Set problem: Transcribe the entries below exactly; leave every image out.

(Stored dataset items)
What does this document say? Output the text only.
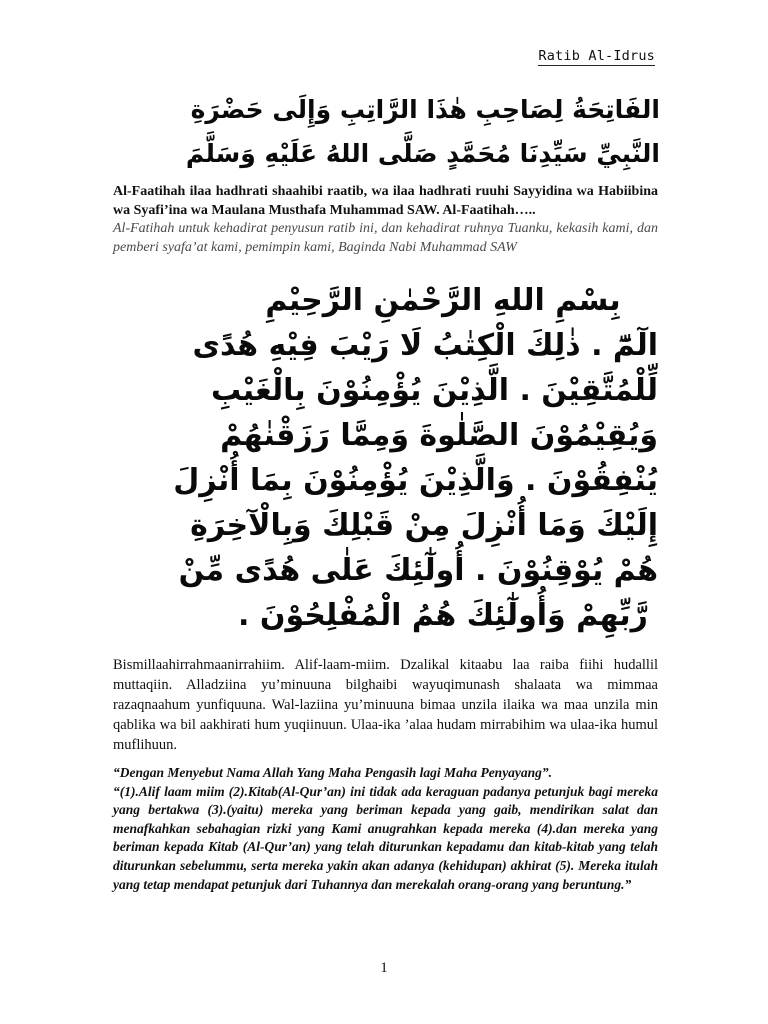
Ratib Al-Idrus
الفَاتِحَةُ لِصَاحِبِ هٰذَا الرَّاتِبِ وَإِلَى حَضْرَةِ
النَّبِيِّ سَيِّدِنَا مُحَمَّدٍ صَلَّى اللهُ عَلَيْهِ وَسَلَّمَ
Al-Faatihah ilaa hadhrati shaahibi raatib, wa ilaa hadhrati ruuhi Sayyidina wa Habiibina wa Syafi’ina wa Maulana Musthafa Muhammad SAW. Al-Faatihah…..
Al-Fatihah untuk kehadirat penyusun ratib ini, dan kehadirat ruhnya Tuanku, kekasih kami, dan pemberi syafa’at kami, pemimpin kami, Baginda Nabi Muhammad SAW
بِسْمِ اللهِ الرَّحْمٰنِ الرَّحِيْمِ
الٓمّٓ . ذٰلِكَ الْكِتٰبُ لَا رَيْبَ فِيْهِ هُدًى
لِّلْمُتَّقِيْنَ . الَّذِيْنَ يُؤْمِنُوْنَ بِالْغَيْبِ
وَيُقِيْمُوْنَ الصَّلٰوةَ وَمِمَّا رَزَقْنٰهُمْ
يُنْفِقُوْنَ . وَالَّذِيْنَ يُؤْمِنُوْنَ بِمَا أُنْزِلَ
إِلَيْكَ وَمَا أُنْزِلَ مِنْ قَبْلِكَ وَبِالْآخِرَةِ
هُمْ يُوْقِنُوْنَ . أُولٰٓئِكَ عَلٰى هُدًى مِّنْ
رَّبِّهِمْ وَأُولٰٓئِكَ هُمُ الْمُفْلِحُوْنَ .
Bismillaahirrahmaanirrahiim. Alif-laam-miim. Dzalikal kitaabu laa raiba fiihi hudallil muttaqiin. Alladziina yu’minuuna bilghaibi wayuqimunash shalaata wa mimmaa razaqnaahum yunfiquuna. Wal-laziina yu’minuuna bimaa unzila ilaika wa maa unzila min qablika wa bil aakhirati hum yuqiinuun. Ulaa-ika ’alaa hudam mirrabihim wa ulaa-ika humul muflihuun.
“Dengan Menyebut Nama Allah Yang Maha Pengasih lagi Maha Penyayang”.
“(1).Alif laam miim (2).Kitab(Al-Qur’an) ini tidak ada keraguan padanya petunjuk bagi mereka yang bertakwa (3).(yaitu) mereka yang beriman kepada yang gaib, mendirikan salat dan menafkahkan sebahagian rizki yang Kami anugrahkan kepada mereka (4).dan mereka yang beriman kepada Kitab (Al-Qur’an) yang telah diturunkan kepadamu dan kitab-kitab yang telah diturunkan sebelummu, serta mereka yakin akan adanya (kehidupan) akhirat (5). Mereka itulah yang tetap mendapat petunjuk dari Tuhannya dan merekalah orang-orang yang beruntung.”
1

Full output:
What does this document say? Output the text only.
Ratib Al-Idrus
الفَاتِحَةُ لِصَاحِبِ هٰذَا الرَّاتِبِ وَإِلَى حَضْرَةِ
النَّبِيِّ سَيِّدِنَا مُحَمَّدٍ صَلَّى اللهُ عَلَيْهِ وَسَلَّمَ
Al-Faatihah ilaa hadhrati shaahibi raatib, wa ilaa hadhrati ruuhi Sayyidina wa Habiibina wa Syafi’ina wa Maulana Musthafa Muhammad SAW. Al-Faatihah…..
Al-Fatihah untuk kehadirat penyusun ratib ini, dan kehadirat ruhnya Tuanku, kekasih kami, dan pemberi syafa’at kami, pemimpin kami, Baginda Nabi Muhammad SAW
بِسْمِ اللهِ الرَّحْمٰنِ الرَّحِيْمِ
الٓمّٓ . ذٰلِكَ الْكِتٰبُ لَا رَيْبَ فِيْهِ هُدًى
لِّلْمُتَّقِيْنَ . الَّذِيْنَ يُؤْمِنُوْنَ بِالْغَيْبِ
وَيُقِيْمُوْنَ الصَّلٰوةَ وَمِمَّا رَزَقْنٰهُمْ
يُنْفِقُوْنَ . وَالَّذِيْنَ يُؤْمِنُوْنَ بِمَا أُنْزِلَ
إِلَيْكَ وَمَا أُنْزِلَ مِنْ قَبْلِكَ وَبِالْآخِرَةِ
هُمْ يُوْقِنُوْنَ . أُولٰٓئِكَ عَلٰى هُدًى مِّنْ
رَّبِّهِمْ وَأُولٰٓئِكَ هُمُ الْمُفْلِحُوْنَ .
Bismillaahirrahmaanirrahiim. Alif-laam-miim. Dzalikal kitaabu laa raiba fiihi hudallil muttaqiin. Alladziina yu’minuuna bilghaibi wayuqimunash shalaata wa mimmaa razaqnaahum yunfiquuna. Wal-laziina yu’minuuna bimaa unzila ilaika wa maa unzila min qablika wa bil aakhirati hum yuqiinuun. Ulaa-ika ’alaa hudam mirrabihim wa ulaa-ika humul muflihuun.
“Dengan Menyebut Nama Allah Yang Maha Pengasih lagi Maha Penyayang”.
“(1).Alif laam miim (2).Kitab(Al-Qur’an) ini tidak ada keraguan padanya petunjuk bagi mereka yang bertakwa (3).(yaitu) mereka yang beriman kepada yang gaib, mendirikan salat dan menafkahkan sebahagian rizki yang Kami anugrahkan kepada mereka (4).dan mereka yang beriman kepada Kitab (Al-Qur’an) yang telah diturunkan kepadamu dan kitab-kitab yang telah diturunkan sebelummu, serta mereka yakin akan adanya (kehidupan) akhirat (5). Mereka itulah yang tetap mendapat petunjuk dari Tuhannya dan merekalah orang-orang yang beruntung.”
1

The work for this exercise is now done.